-- START Input material --

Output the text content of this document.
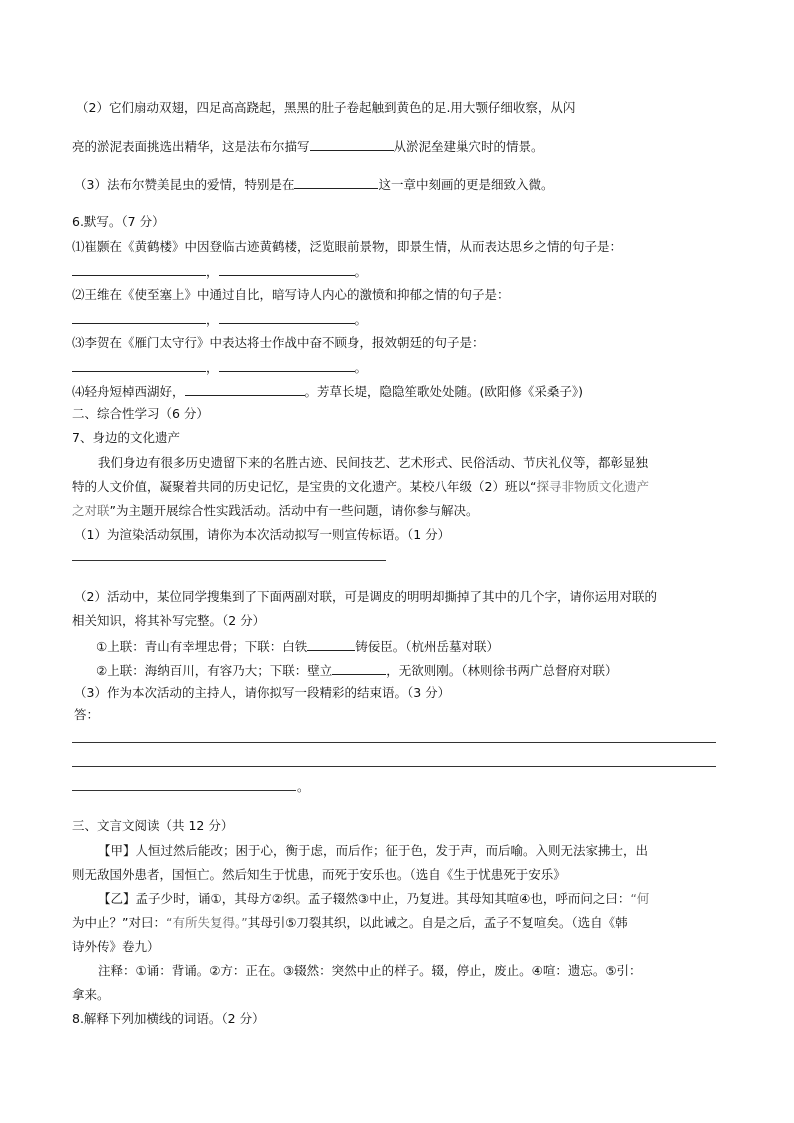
（2）它们扇动双翅，四足高高跷起，黑黑的肚子卷起触到黄色的足.用大颚仔细收察，从闪
亮的淤泥表面挑选出精华，这是法布尔描写	从淤泥垒建巢穴时的情景。
（3）法布尔赞美昆虫的爱情，特别是在	这一章中刻画的更是细致入微。
6.默写。（7 分）
⑴崔颢在《黄鹤楼》中因登临古迹黄鹤楼，泛览眼前景物，即景生情，从而表达思乡之情的句子是：
，	。
⑵王维在《使至塞上》中通过自比，暗写诗人内心的激愤和抑郁之情的句子是：
，	。
⑶李贺在《雁门太守行》中表达将士作战中奋不顾身，报效朝廷的句子是：
，	。
⑷轻舟短棹西湖好，	。芳草长堤，隐隐笙歌处处随。(欧阳修《采桑子》)
二、综合性学习（6 分）
7、身边的文化遗产
我们身边有很多历史遗留下来的名胜古迹、民间技艺、艺术形式、民俗活动、节庆礼仪等，都彰显独
特的人文价值，凝聚着共同的历史记忆，是宝贵的文化遗产。某校八年级（2）班以“探寻非物质文化遗产
之对联”为主题开展综合性实践活动。活动中有一些问题，请你参与解决。
（1）为渲染活动氛围，请你为本次活动拟写一则宣传标语。（1 分）
（2）活动中，某位同学搜集到了下面两副对联，可是调皮的明明却撕掉了其中的几个字，请你运用对联的
相关知识，将其补写完整。（2 分）
①上联：青山有幸埋忠骨；下联：白铁	铸佞臣。（杭州岳墓对联）
②上联：海纳百川，有容乃大；下联：壁立	，无欲则刚。（林则徐书两广总督府对联）
（3）作为本次活动的主持人，请你拟写一段精彩的结束语。（3 分）
答：
。
三、文言文阅读（共 12 分）
【甲】人恒过然后能改；困于心，衡于虑，而后作；征于色，发于声，而后喻。入则无法家拂士，出
则无敌国外患者，国恒亡。然后知生于忧患，而死于安乐也。（选自《生于忧患死于安乐》
【乙】孟子少时，诵①，其母方②织。孟子辍然③中止，乃复进。其母知其喧④也，呼而问之曰：“何
为中止？”对曰：“有所失复得。”其母引⑤刀裂其织，以此诫之。自是之后，孟子不复喧矣。（选自《韩
诗外传》卷九）
注释：①诵：背诵。②方：正在。③辍然：突然中止的样子。辍，停止，废止。④喧：遗忘。⑤引：
拿来。
8.解释下列加横线的词语。（2 分）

-- END Input material --

The pictures in the entries should be left out; output everything else exactly.

* **Reply**
Output the text content of this document.
（2）它们扇动双翅，四足高高跷起，黑黑的肚子卷起触到黄色的足.用大颚仔细收察，从闪
亮的淤泥表面挑选出精华，这是法布尔描写	从淤泥垒建巢穴时的情景。
（3）法布尔赞美昆虫的爱情，特别是在	这一章中刻画的更是细致入微。
6.默写。（7 分）
⑴崔颢在《黄鹤楼》中因登临古迹黄鹤楼，泛览眼前景物，即景生情，从而表达思乡之情的句子是：
，	。
⑵王维在《使至塞上》中通过自比，暗写诗人内心的激愤和抑郁之情的句子是：
，	。
⑶李贺在《雁门太守行》中表达将士作战中奋不顾身，报效朝廷的句子是：
，	。
⑷轻舟短棹西湖好，	。芳草长堤，隐隐笙歌处处随。(欧阳修《采桑子》)
二、综合性学习（6 分）
7、身边的文化遗产
我们身边有很多历史遗留下来的名胜古迹、民间技艺、艺术形式、民俗活动、节庆礼仪等，都彰显独
特的人文价值，凝聚着共同的历史记忆，是宝贵的文化遗产。某校八年级（2）班以“探寻非物质文化遗产
之对联”为主题开展综合性实践活动。活动中有一些问题，请你参与解决。
（1）为渲染活动氛围，请你为本次活动拟写一则宣传标语。（1 分）
（2）活动中，某位同学搜集到了下面两副对联，可是调皮的明明却撕掉了其中的几个字，请你运用对联的
相关知识，将其补写完整。（2 分）
①上联：青山有幸埋忠骨；下联：白铁	铸佞臣。（杭州岳墓对联）
②上联：海纳百川，有容乃大；下联：壁立	，无欲则刚。（林则徐书两广总督府对联）
（3）作为本次活动的主持人，请你拟写一段精彩的结束语。（3 分）
答：
。
三、文言文阅读（共 12 分）
【甲】人恒过然后能改；困于心，衡于虑，而后作；征于色，发于声，而后喻。入则无法家拂士，出
则无敌国外患者，国恒亡。然后知生于忧患，而死于安乐也。（选自《生于忧患死于安乐》
【乙】孟子少时，诵①，其母方②织。孟子辍然③中止，乃复进。其母知其喧④也，呼而问之曰：“何
为中止？”对曰：“有所失复得。”其母引⑤刀裂其织，以此诫之。自是之后，孟子不复喧矣。（选自《韩
诗外传》卷九）
注释：①诵：背诵。②方：正在。③辍然：突然中止的样子。辍，停止，废止。④喧：遗忘。⑤引：
拿来。
8.解释下列加横线的词语。（2 分）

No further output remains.